(What is asked) For this exercise, repeat all of the material verbatim apart from its images.

[Stored entries]
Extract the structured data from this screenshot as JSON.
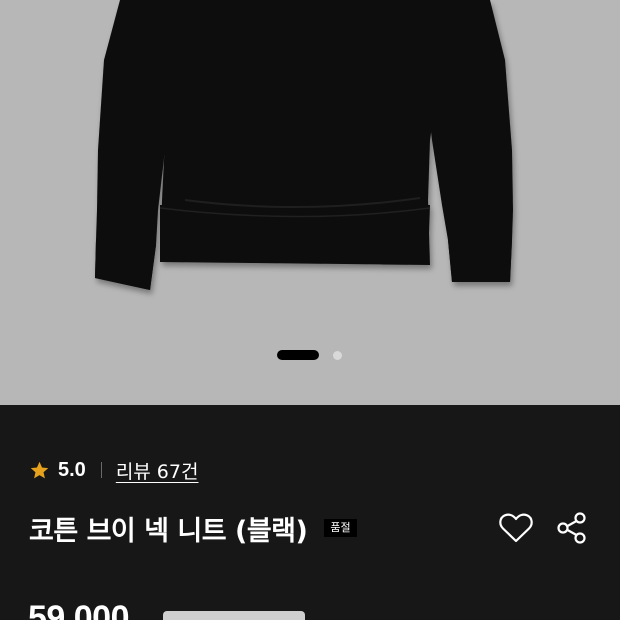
{
  "product": {
    "rating": "5.0",
    "review_link": "리뷰 67건",
    "title": "코튼 브이 넥 니트 (블랙)",
    "status_badge": "품절",
    "price": "59,000"
  },
  "gallery": {
    "total_images": 2,
    "active_index": 1
  },
  "icons": {
    "rating": "star-icon",
    "wishlist": "heart-icon",
    "share": "share-icon"
  },
  "colors": {
    "hero_background": "#b7b7b7",
    "info_background": "#171717",
    "star": "#e6a21d",
    "badge_background": "#000000"
  }
}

(Finished task)
Extract the structured data from this screenshot as JSON.
{
  "product": {
    "rating": "5.0",
    "review_link": "리뷰 67건",
    "title": "코튼 브이 넥 니트 (블랙)",
    "status_badge": "품절",
    "price": "59,000"
  },
  "gallery": {
    "total_images": 2,
    "active_index": 1
  },
  "icons": {
    "rating": "star-icon",
    "wishlist": "heart-icon",
    "share": "share-icon"
  },
  "colors": {
    "hero_background": "#b7b7b7",
    "info_background": "#171717",
    "star": "#e6a21d",
    "badge_background": "#000000"
  }
}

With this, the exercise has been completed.